#### TESTO ESTRATTO:
——

Onu, addio Obiettivi del Millennio

Onu, addio Obiettivi del Millennio

Nel vertice che si apre oggi con l’intervento del Papa l’Onu approverà gli Obiettivi dello sviluppo sostenibile. Un’imponente e ambiziosa agenda che dovrebbe rendere il mondo più vivibile per tutti. Ma rischia di essere solo un bel sogno

Si è chiusa con un bilancio in bianco e nero (decisamente più nero che bianco) la stagione dei cosiddetti Obiettivi del Millennio che, approvati nel Duemila, avrebbero dovuto rilanciare lo sviluppo dei Paesi più poveri attraverso il conseguimento di otto precisi goal: Sradicare la povertà estrema e la fame; raggiungere l’istruzione primaria universale; promuovere la parità di genere e l’empowerment delle donne; ridurre la mortalità infantile; migliorare la salute delle madri; combattere l’Aids, la malaria e altre malattie come la Tbc; garantire la sostenibilità ambientale; sviluppare un partenariato globale per lo sviluppo.

Non servono analisi molto sofisticate per rendersi conto che il mondo è ben lontano dal raggiungimento anche solo parziale di questi ambiziosi obiettivi. Certo, alcuni passi avanti sono stati fatti, soprattutto in campo sanitario (es. diminuzione mortalità infantile e cure Aids, Tb e malaria) e dell’istruzione. Ma gli oltre 800 milioni di persone che soffrono la fame e i 900 milioni che non sanno né leggere né scrivere, sono lì a testimoniare che si poteva fare di più e meglio.

Lo mette nero su bianco anche il Report presentato lo scorso 18 settembre sui “gap” che restano ancora da colmare dalla sostenibilità del debito ai farmaci essenziali, dall’accesso al mercato alle nuove tecnologie. Anche in termini di un autentico e solidale partenariato globale per lo sviluppo resta molto da fare, e forse questo è uno degli aspetti più largamente disattesi, se è vero che siamo di fronte a un mondo sempre più ingiusto e squilibrato.

Ora le Nazioni Unite rilanciano, con un’agenda ancora più ampia e ambiziosa, approvata il 25 settembre durante la 69° Assemblea Generale delle Nazioni Unite a New York, alla presenza di Papa Francesco.

Gli Obiettivi dello sviluppo sostenibile (in pdf) sono molti di più (17 + 169 target) e molto più generali. Non riguardano solo i Paesi in via di sviluppo, ma tutti gli Stati del pianeta. Una specie di road map per un mondo più vivibile per tutti entro il 2030. Almeno sulla carta.

——

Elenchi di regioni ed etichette

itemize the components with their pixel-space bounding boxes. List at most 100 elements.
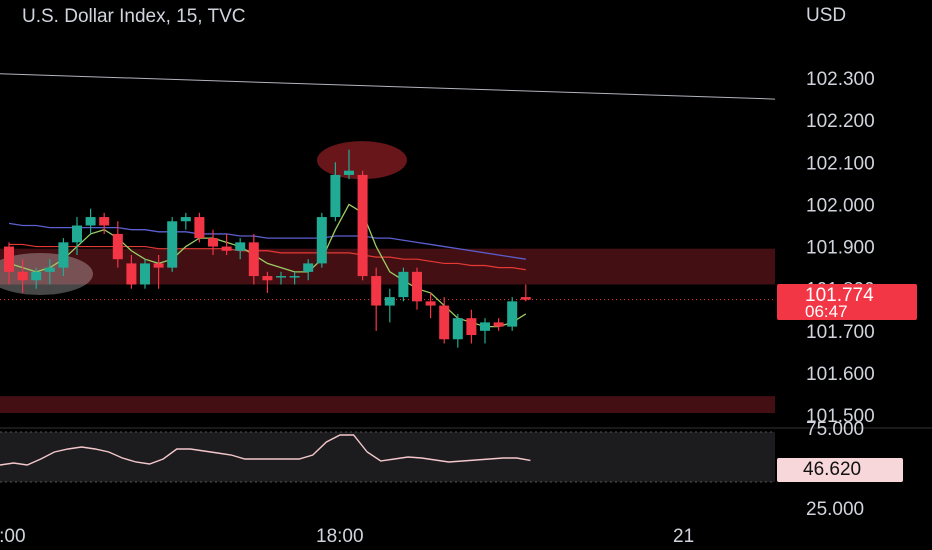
candle-30 <box>412 267 422 310</box>
highlight-layer <box>0 141 407 295</box>
candle-1 <box>17 259 28 293</box>
candle-body <box>72 225 82 243</box>
candle-2 <box>31 267 42 289</box>
candle-7 <box>99 212 110 234</box>
rsi-value: 46.620 <box>803 459 862 480</box>
trendline <box>0 73 776 100</box>
candle-body <box>4 246 14 272</box>
candle-body <box>44 267 55 272</box>
price-tick-label: 101.600 <box>806 364 875 385</box>
candle-15 <box>208 229 218 255</box>
candle-36 <box>493 318 504 331</box>
price-tick-label: 102.200 <box>806 111 875 132</box>
candle-31 <box>425 292 436 319</box>
candle-27 <box>371 267 382 331</box>
candle-6 <box>85 208 96 234</box>
highlight-circle-left <box>0 252 93 295</box>
candle-body <box>439 305 450 340</box>
candle-38 <box>520 284 531 302</box>
candle-body <box>85 217 96 226</box>
candle-35 <box>480 318 490 344</box>
candle-5 <box>72 217 82 255</box>
price-tick-label: 102.300 <box>806 69 875 90</box>
candle-18 <box>248 233 259 285</box>
candle-body <box>316 217 327 264</box>
candle-34 <box>466 309 477 344</box>
candle-body <box>507 301 518 327</box>
indicator-tick-label: 75.000 <box>806 419 864 440</box>
moving-average-layer <box>8 203 527 328</box>
candle-body <box>262 276 273 281</box>
candle-26 <box>357 170 368 281</box>
candle-10 <box>140 259 150 289</box>
candle-body <box>344 170 354 175</box>
candle-23 <box>316 212 327 268</box>
rsi-value-badge: 46.620 <box>777 458 903 482</box>
ma-fast-line <box>8 203 527 328</box>
rsi-pane <box>0 427 932 483</box>
candle-body <box>276 276 286 278</box>
candle-37 <box>507 297 518 331</box>
candle-13 <box>180 212 191 230</box>
candle-11 <box>153 254 164 289</box>
candle-body <box>180 217 191 222</box>
candle-body <box>31 271 42 281</box>
candle-0 <box>4 242 14 285</box>
candle-body <box>425 301 436 306</box>
candle-body <box>466 318 477 336</box>
candle-12 <box>167 217 178 272</box>
candle-3 <box>44 259 55 285</box>
time-tick-label: 18:00 <box>316 526 364 547</box>
candle-body <box>112 233 123 260</box>
candle-body <box>208 238 218 247</box>
candle-body <box>452 318 463 340</box>
candle-body <box>194 217 205 239</box>
candle-25 <box>344 149 354 180</box>
candle-19 <box>262 271 273 293</box>
indicator-tick-label: 25.000 <box>806 499 864 520</box>
candle-body <box>167 221 178 268</box>
candle-body <box>357 174 368 277</box>
price-tick-label: 102.000 <box>806 195 875 216</box>
symbol-title[interactable]: U.S. Dollar Index, 15, TVC <box>22 6 246 27</box>
candle-body <box>248 242 259 277</box>
time-tick-label: 12:00 <box>0 526 26 547</box>
supply-zone-1 <box>0 396 775 414</box>
candle-body <box>140 263 150 285</box>
candle-4 <box>58 238 69 277</box>
candle-body <box>493 322 504 327</box>
ma-red-line <box>9 243 526 271</box>
candle-body <box>235 242 246 251</box>
candle-body <box>99 217 110 226</box>
ma-slow-line <box>8 222 526 260</box>
currency-label: USD <box>806 5 846 26</box>
candle-body <box>289 276 300 278</box>
candle-body <box>520 297 531 300</box>
candle-16 <box>221 233 232 255</box>
highlight-circle-top <box>317 141 407 180</box>
price-tick-label: 102.100 <box>806 153 875 174</box>
candle-body <box>480 322 490 331</box>
candle-21 <box>289 271 300 285</box>
last-price-value: 101.774 <box>805 285 874 306</box>
candle-32 <box>439 297 450 344</box>
time-axis[interactable]: 12:00 18:00 21 <box>0 526 694 547</box>
candle-body <box>371 276 382 306</box>
zones-layer <box>0 248 775 414</box>
price-tick-label: 101.500 <box>806 406 875 427</box>
candle-layer <box>4 149 531 348</box>
candle-33 <box>452 313 463 348</box>
trendline-layer <box>0 73 776 100</box>
candle-body <box>153 263 164 268</box>
candle-body <box>17 271 28 281</box>
candle-29 <box>398 267 409 302</box>
price-tick-label: 101.900 <box>806 238 875 259</box>
rsi-line <box>0 434 531 466</box>
candle-body <box>384 297 395 306</box>
candle-body <box>412 271 422 302</box>
candle-body <box>126 263 137 285</box>
price-tick-label: 101.700 <box>806 322 875 343</box>
candle-9 <box>126 254 137 289</box>
candle-body <box>330 174 341 218</box>
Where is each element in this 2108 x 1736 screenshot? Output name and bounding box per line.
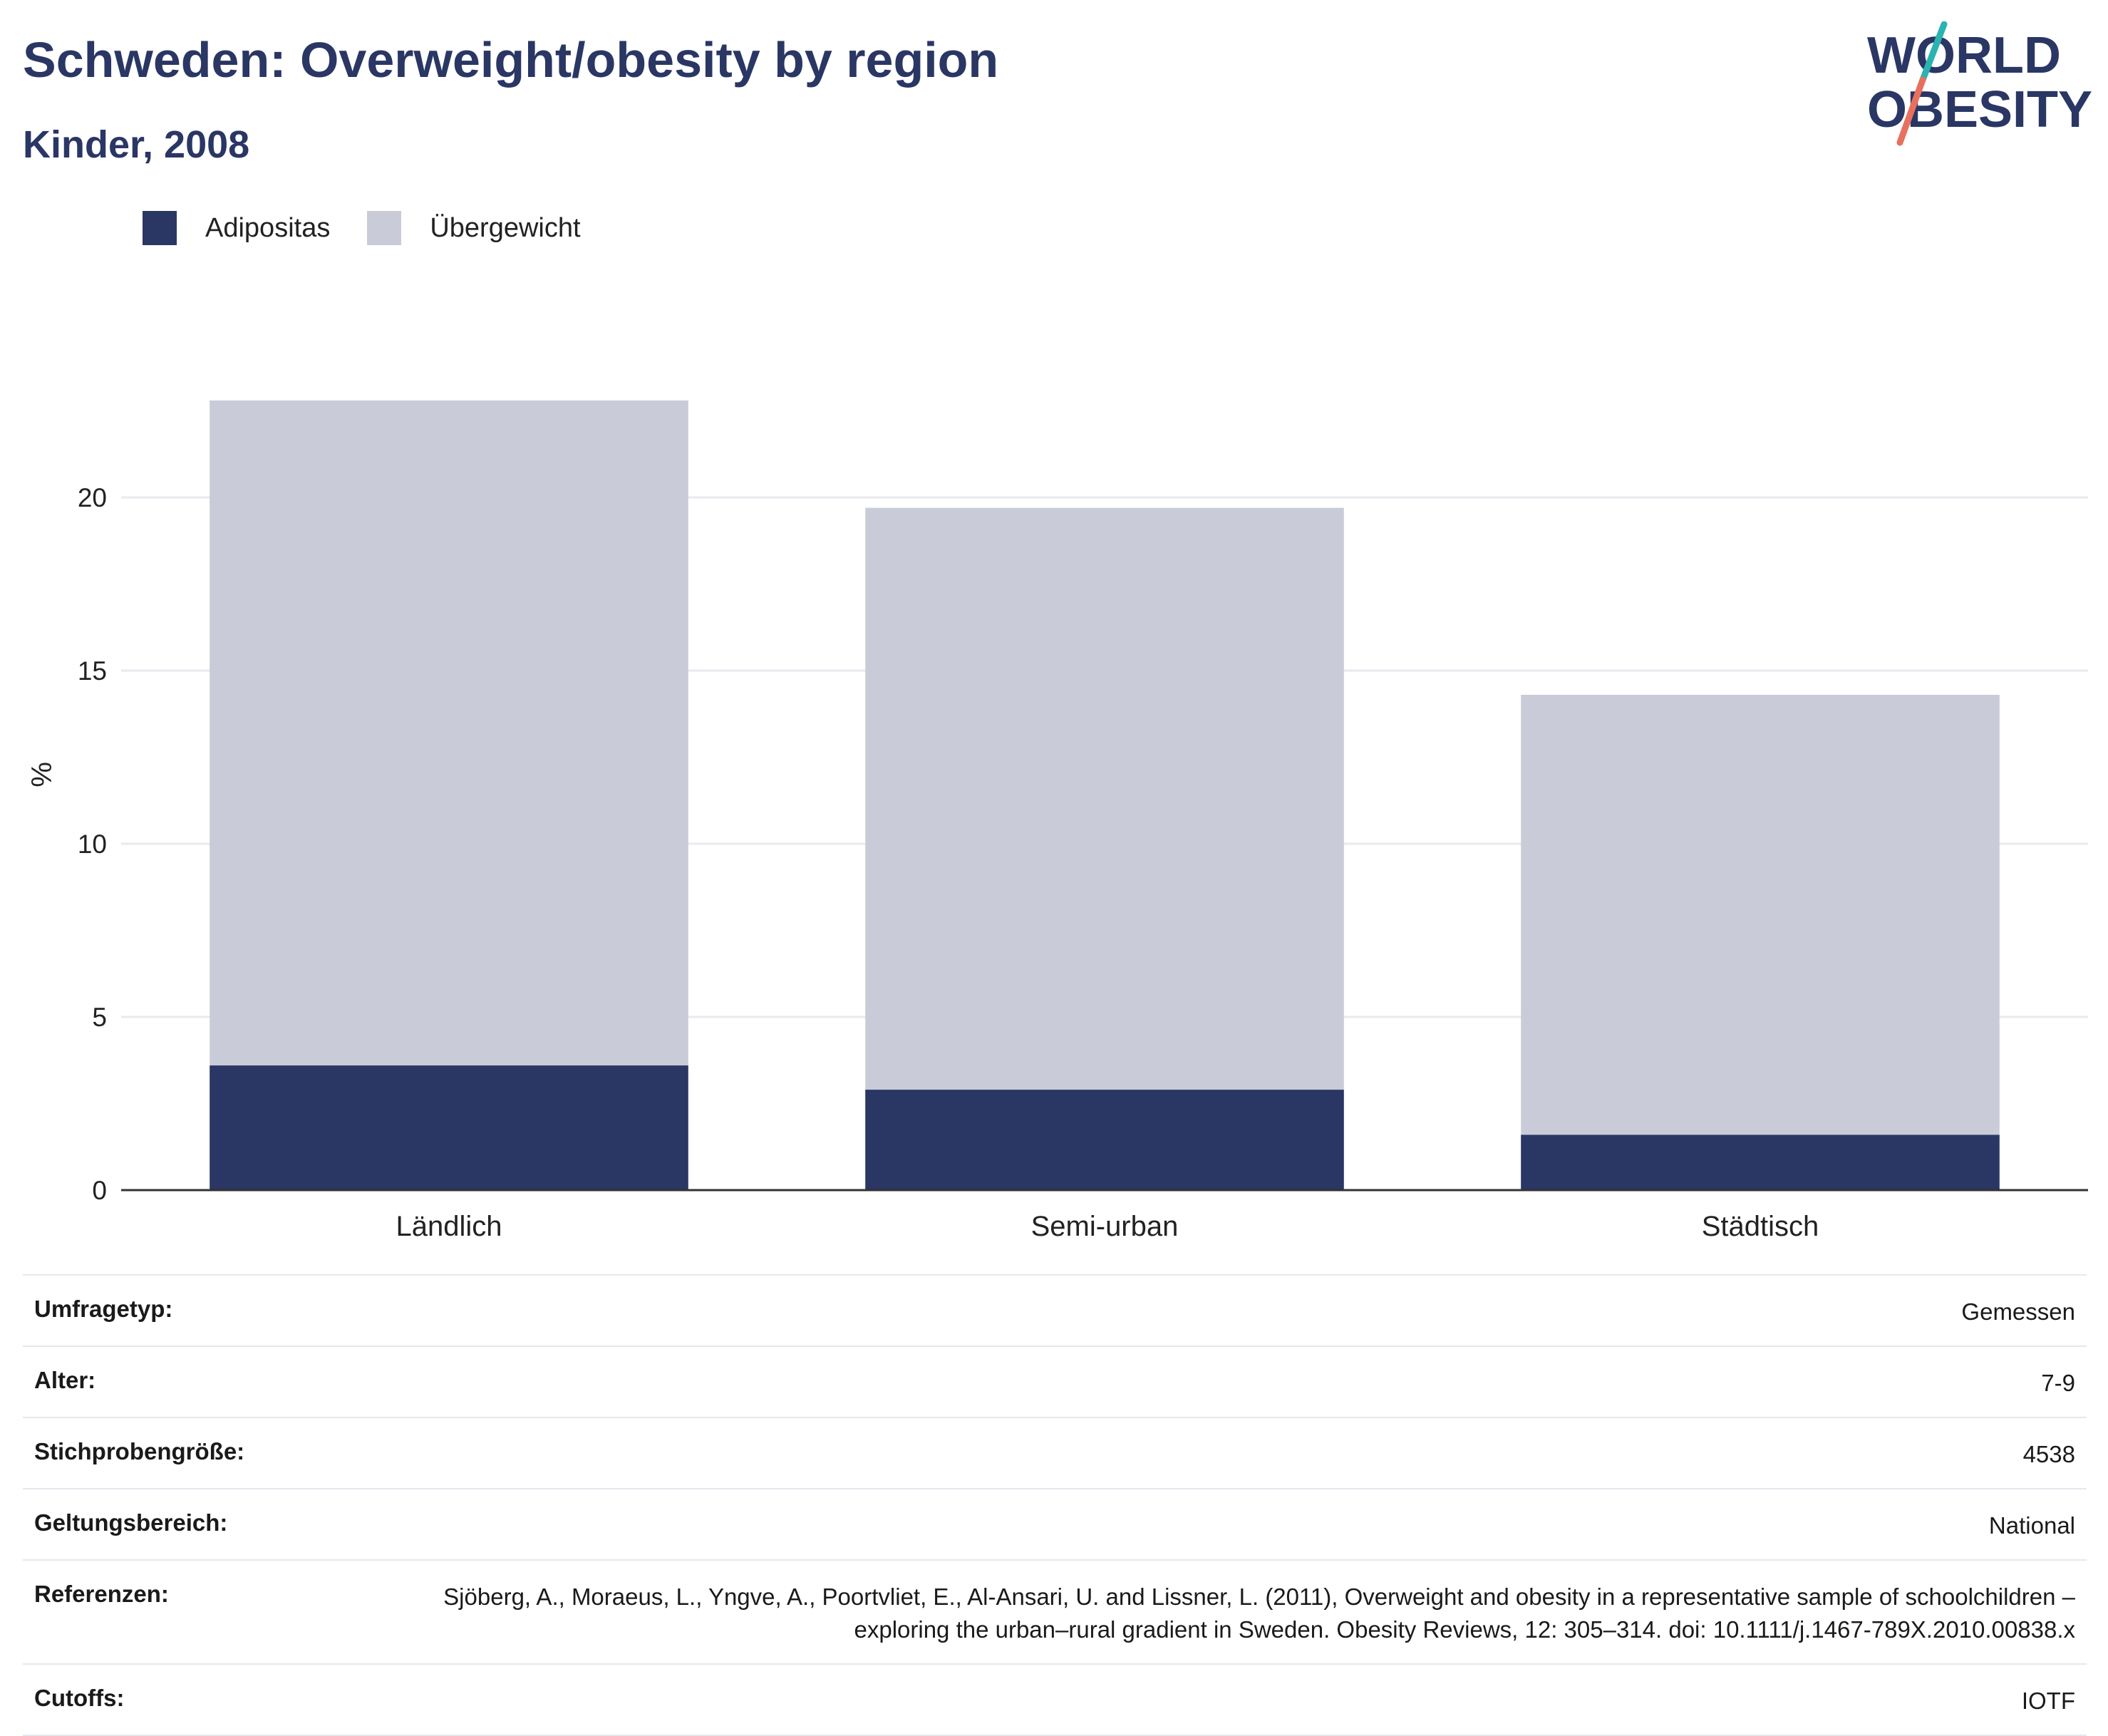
logo-line1: WORLD	[1867, 27, 2061, 84]
y-tick-label: 5	[92, 1003, 107, 1032]
info-row: Stichprobengröße: 4538	[23, 1417, 2087, 1488]
info-label: Umfragetyp:	[34, 1296, 173, 1322]
y-tick-label: 0	[92, 1176, 107, 1205]
info-label: Referenzen:	[34, 1581, 169, 1607]
info-row: Umfragetyp: Gemessen	[23, 1274, 2087, 1345]
stacked-bar-chart: 0 5 10 15 20% Ländlich Semi-urban Städtisch	[26, 400, 2088, 1240]
legend-label-uebergewicht: Übergewicht	[430, 212, 581, 243]
logo-accent-top	[1919, 21, 1948, 83]
survey-info-table: Umfragetyp: Gemessen Alter: 7-9 Stichprobeng…	[23, 1274, 2087, 1736]
info-label: Cutoffs:	[34, 1685, 125, 1711]
info-value: Gemessen	[1961, 1298, 2075, 1325]
legend-label-adipositas: Adipositas	[205, 212, 331, 243]
legend-swatch-uebergewicht	[367, 211, 402, 245]
y-tick-label: 10	[78, 830, 107, 859]
info-label: Alter:	[34, 1367, 96, 1393]
info-label: Stichprobengröße:	[34, 1438, 245, 1464]
info-row: Geltungsbereich: National	[23, 1488, 2087, 1559]
x-tick-label: Ländlich	[396, 1211, 502, 1240]
bar-uebergewicht	[1521, 695, 2000, 1135]
x-tick-label: Städtisch	[1702, 1211, 1819, 1240]
info-row: Referenzen: Sjöberg, A., Moraeus, L., Yng…	[23, 1559, 2087, 1663]
y-tick-label: 20	[78, 483, 107, 512]
info-value: Sjöberg, A., Moraeus, L., Yngve, A., Poo…	[443, 1583, 2075, 1643]
y-tick-label: 15	[78, 656, 107, 686]
info-value: National	[1988, 1512, 2075, 1539]
logo-line2: OBESITY	[1867, 81, 2092, 138]
legend-swatch-adipositas	[143, 211, 177, 245]
legend-item-uebergewicht[interactable]: Übergewicht	[367, 211, 581, 245]
bar-uebergewicht	[865, 507, 1344, 1090]
x-tick-label: Semi-urban	[1031, 1211, 1179, 1240]
info-label: Geltungsbereich:	[34, 1509, 228, 1536]
logo-accent-bottom	[1896, 76, 1926, 146]
world-obesity-logo: WORLD OBESITY	[1867, 21, 2092, 146]
info-row: Alter: 7-9	[23, 1345, 2087, 1417]
info-value: IOTF	[2021, 1688, 2075, 1714]
bar-uebergewicht	[210, 400, 688, 1066]
bar-adipositas	[1521, 1135, 2000, 1190]
legend-item-adipositas[interactable]: Adipositas	[143, 211, 330, 245]
y-axis-label: %	[26, 762, 58, 787]
bar-adipositas	[865, 1090, 1344, 1190]
chart-legend: Adipositas Übergewicht	[143, 211, 618, 245]
chart-title: Schweden: Overweight/obesity by region	[23, 32, 999, 88]
info-value: 7-9	[2041, 1370, 2075, 1396]
chart-subtitle: Kinder, 2008	[23, 123, 250, 166]
bar-adipositas	[210, 1065, 688, 1190]
info-value: 4538	[2022, 1441, 2075, 1467]
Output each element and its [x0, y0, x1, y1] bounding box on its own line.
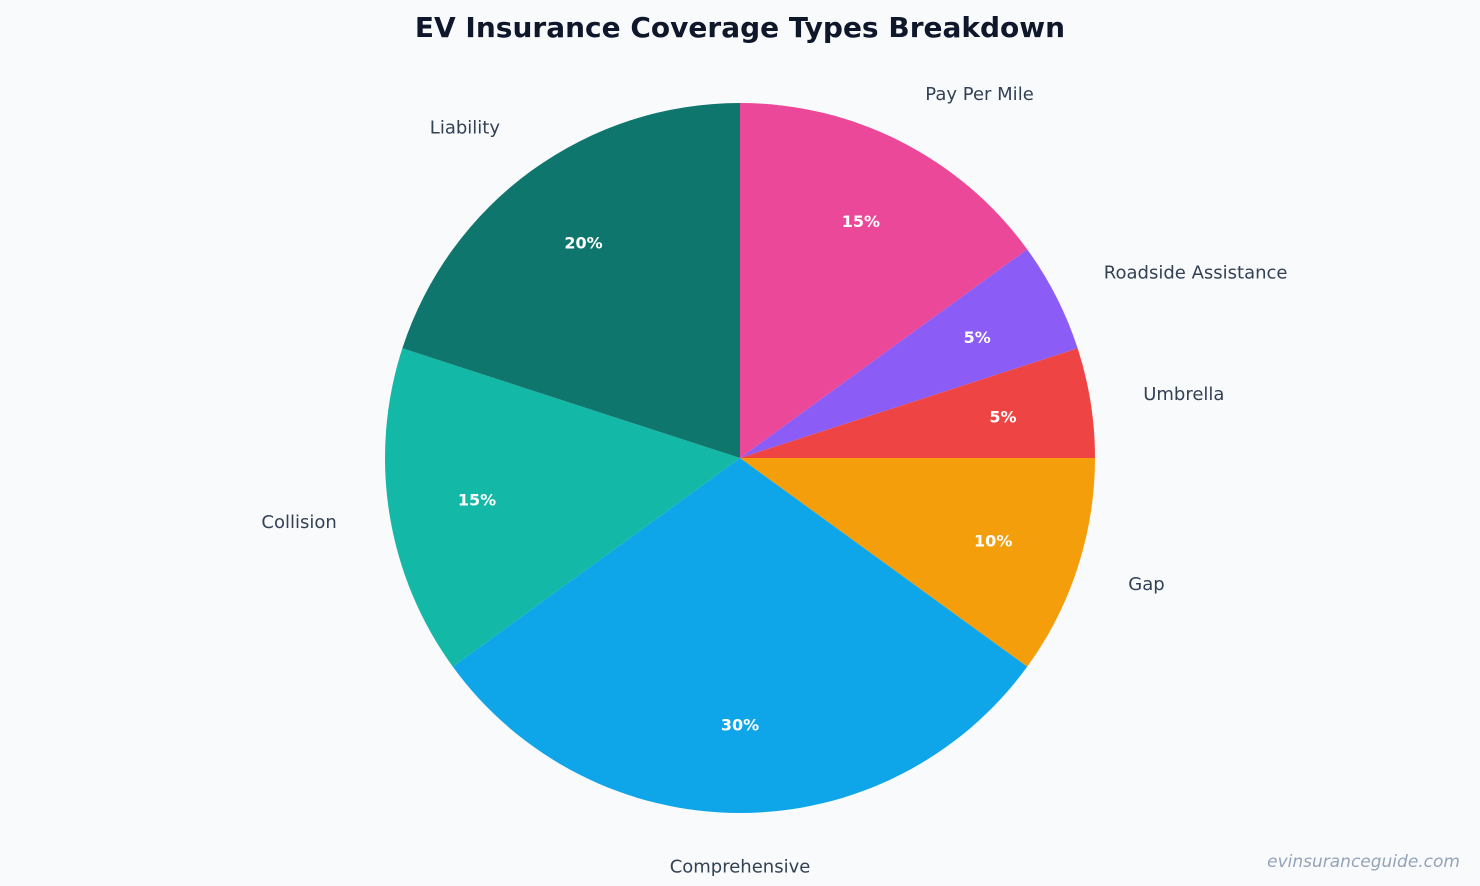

——

#### COSA FARAI:
- 1) Riscrivi le voci dalla riga che contiene "27, 2061, 84]" fino a quella che contiene "21, 1948, 83]", entrambe incluse. Sostituisci "y-tick-label" con "etichetta-asse-y" e lascia invariato tutto il resto.
- 2) Prosegui l'articolo sugli obiettivi di sviluppo dell'Onu a partire dall'ultima frase.

#### RISULTATI PER COMPITO:
- 1)
logo-line1: WORLD	[1867, 27, 2061, 84]
etichetta-asse-y: 5	[92, 1003, 107, 1032]
info-row: Stichprobengröße: 4538	[23, 1417, 2087, 1488]
info-label: Umfragetyp:	[34, 1296, 173, 1322]
etichetta-asse-y: 0	[92, 1176, 107, 1205]
info-label: Referenzen:	[34, 1581, 169, 1607]
info-row: Umfragetyp: Gemessen	[23, 1274, 2087, 1345]
stacked-bar-chart: 0 5 10 15 20% Ländlich Semi-urban Städtisch	[26, 400, 2088, 1240]
legend-label-uebergewicht: Übergewicht	[430, 212, 581, 243]
logo-accent-top	[1919, 21, 1948, 83]

- 2)
Ecco i 17 obiettivi:

SDG

  1. Sradicare la povertà estrema, ovunque e in tutte le sue forme
  2. Porre fine alla fame, realizzare la sicurezza alimentare e garantire adeguato nutrimento per tutti, promuovere l’agricoltura sostenibile
  3. Realizzare condizioni di vita sana per tutti e a tutte le età
  4. Fornire un’educazione di qualità, equa e inclusiva, e opportunità di apprendimento permanente per tutti
  5. Realizzare l’eguaglianza di genere, l’empowerment delle donne e delle ragazze ovunque
  6. Assicurare l’accesso e una gestione sostenibile dell’acqua e dei servizi igienico-sanitari per tutti
  7. Assicurare l’accesso a sistemi di energia moderni, sostenibili, sicuri e a prezzi accessibili per tutti
  8. Promuovere una crescita economica sostenuta, inclusiva e sostenibile nonché il lavoro dignitoso per tutti
  9. Promuovere un processo d’industrializzazione sostenibile
  10. Ridurre l’ineguaglianza all’interno e fra le Nazioni
  11. Costruire città e insediamenti umani inclusivi, sicuri e sostenibili
  12. Promuovere modelli di produzione e consumo sostenibili
  13. Promuovere azioni, a tutti i livelli, per combattere il cambiamento climatico
  14. Garantire la salvaguardia e l’utilizzo sostenibile delle risorse marine, degli oceani e del mare
  15. Proteggere e ripristinare gli ecosistemi terrestri e arrestare la perdita di biodiversità
  16. Rendere le società pacifiche e inclusive, realizzare lo stato di diritto e garantire istituzioni effacaci e competenti
  17. Rafforzare e incrementare gli strumenti di implementazione e la partnership globale per lo sviluppo sostenibile

In positivo va detto che l’elaborazione di questo complessa e visionaria Agenda è stato frutto di una lunga elaborazione, cominciata con la Conferenza sullo Sviluppo sostenibile Rio+20, che si è tenuta nella megalopoli brasiliana nel 2012. A detta di molti, si tratterebbe di uno dei processi più inclusivi mai realizzati all’interno delle Nazioni Unite. Grazie, infatti, ai lavori dell’Open Working Group on Sustainable Development – che ha iniziato a operare nel gennaio 2013 – sono stati coinvolti, attraverso un meccanismo innovativo per l’Onu, oltre che le Istituzioni statali, anche accademici e scienziati, e moltissime organizzazioni della società civile e delle Chiese.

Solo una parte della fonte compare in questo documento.